:: MATERIALS PROVIDED
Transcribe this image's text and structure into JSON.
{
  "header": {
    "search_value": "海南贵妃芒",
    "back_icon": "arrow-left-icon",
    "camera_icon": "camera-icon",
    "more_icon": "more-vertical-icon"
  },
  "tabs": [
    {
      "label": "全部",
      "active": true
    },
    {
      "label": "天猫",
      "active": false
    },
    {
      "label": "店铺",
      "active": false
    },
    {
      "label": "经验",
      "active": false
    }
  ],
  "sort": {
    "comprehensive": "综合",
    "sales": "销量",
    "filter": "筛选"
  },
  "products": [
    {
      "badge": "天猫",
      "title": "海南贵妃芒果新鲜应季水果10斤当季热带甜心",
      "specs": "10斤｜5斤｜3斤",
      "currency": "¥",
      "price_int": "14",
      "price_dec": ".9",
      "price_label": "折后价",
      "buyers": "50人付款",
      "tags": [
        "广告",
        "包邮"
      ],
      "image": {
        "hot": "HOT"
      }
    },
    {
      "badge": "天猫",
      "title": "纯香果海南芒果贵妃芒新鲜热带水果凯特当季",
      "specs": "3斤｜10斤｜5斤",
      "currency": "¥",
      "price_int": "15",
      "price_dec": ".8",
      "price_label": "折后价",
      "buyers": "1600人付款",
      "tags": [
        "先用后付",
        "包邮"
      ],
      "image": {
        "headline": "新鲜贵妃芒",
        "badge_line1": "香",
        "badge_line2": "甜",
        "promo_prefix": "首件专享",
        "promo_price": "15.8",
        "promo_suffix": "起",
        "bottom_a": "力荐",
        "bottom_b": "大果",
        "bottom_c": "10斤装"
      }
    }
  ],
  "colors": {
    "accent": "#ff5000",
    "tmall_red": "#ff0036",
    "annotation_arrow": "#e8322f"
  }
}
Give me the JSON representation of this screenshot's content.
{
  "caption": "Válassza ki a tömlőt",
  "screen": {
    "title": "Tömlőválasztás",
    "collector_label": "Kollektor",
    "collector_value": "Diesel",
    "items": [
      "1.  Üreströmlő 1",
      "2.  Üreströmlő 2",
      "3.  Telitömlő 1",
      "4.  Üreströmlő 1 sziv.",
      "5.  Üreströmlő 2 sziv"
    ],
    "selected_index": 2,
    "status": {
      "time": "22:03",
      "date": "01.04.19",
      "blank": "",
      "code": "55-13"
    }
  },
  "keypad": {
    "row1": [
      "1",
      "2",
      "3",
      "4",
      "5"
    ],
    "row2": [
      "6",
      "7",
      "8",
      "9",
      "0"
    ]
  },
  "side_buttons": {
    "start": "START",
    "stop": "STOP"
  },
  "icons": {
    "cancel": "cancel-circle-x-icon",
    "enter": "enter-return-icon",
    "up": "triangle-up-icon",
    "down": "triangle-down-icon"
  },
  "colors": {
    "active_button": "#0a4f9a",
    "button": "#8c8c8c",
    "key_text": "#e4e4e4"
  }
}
::::
PROMPT → Nothing should be left out: return all of the records exactly.

PROBLEM SOLUTION →
Transcribe this image's text and structure into JSON.
{
  "header": {
    "search_value": "海南贵妃芒",
    "back_icon": "arrow-left-icon",
    "camera_icon": "camera-icon",
    "more_icon": "more-vertical-icon"
  },
  "tabs": [
    {
      "label": "全部",
      "active": true
    },
    {
      "label": "天猫",
      "active": false
    },
    {
      "label": "店铺",
      "active": false
    },
    {
      "label": "经验",
      "active": false
    }
  ],
  "sort": {
    "comprehensive": "综合",
    "sales": "销量",
    "filter": "筛选"
  },
  "products": [
    {
      "badge": "天猫",
      "title": "海南贵妃芒果新鲜应季水果10斤当季热带甜心",
      "specs": "10斤｜5斤｜3斤",
      "currency": "¥",
      "price_int": "14",
      "price_dec": ".9",
      "price_label": "折后价",
      "buyers": "50人付款",
      "tags": [
        "广告",
        "包邮"
      ],
      "image": {
        "hot": "HOT"
      }
    },
    {
      "badge": "天猫",
      "title": "纯香果海南芒果贵妃芒新鲜热带水果凯特当季",
      "specs": "3斤｜10斤｜5斤",
      "currency": "¥",
      "price_int": "15",
      "price_dec": ".8",
      "price_label": "折后价",
      "buyers": "1600人付款",
      "tags": [
        "先用后付",
        "包邮"
      ],
      "image": {
        "headline": "新鲜贵妃芒",
        "badge_line1": "香",
        "badge_line2": "甜",
        "promo_prefix": "首件专享",
        "promo_price": "15.8",
        "promo_suffix": "起",
        "bottom_a": "力荐",
        "bottom_b": "大果",
        "bottom_c": "10斤装"
      }
    }
  ],
  "colors": {
    "accent": "#ff5000",
    "tmall_red": "#ff0036",
    "annotation_arrow": "#e8322f"
  }
}
Give me the JSON representation of this screenshot's content.
{
  "caption": "Válassza ki a tömlőt",
  "screen": {
    "title": "Tömlőválasztás",
    "collector_label": "Kollektor",
    "collector_value": "Diesel",
    "items": [
      "1.  Üreströmlő 1",
      "2.  Üreströmlő 2",
      "3.  Telitömlő 1",
      "4.  Üreströmlő 1 sziv.",
      "5.  Üreströmlő 2 sziv"
    ],
    "selected_index": 2,
    "status": {
      "time": "22:03",
      "date": "01.04.19",
      "blank": "",
      "code": "55-13"
    }
  },
  "keypad": {
    "row1": [
      "1",
      "2",
      "3",
      "4",
      "5"
    ],
    "row2": [
      "6",
      "7",
      "8",
      "9",
      "0"
    ]
  },
  "side_buttons": {
    "start": "START",
    "stop": "STOP"
  },
  "icons": {
    "cancel": "cancel-circle-x-icon",
    "enter": "enter-return-icon",
    "up": "triangle-up-icon",
    "down": "triangle-down-icon"
  },
  "colors": {
    "active_button": "#0a4f9a",
    "button": "#8c8c8c",
    "key_text": "#e4e4e4"
  }
}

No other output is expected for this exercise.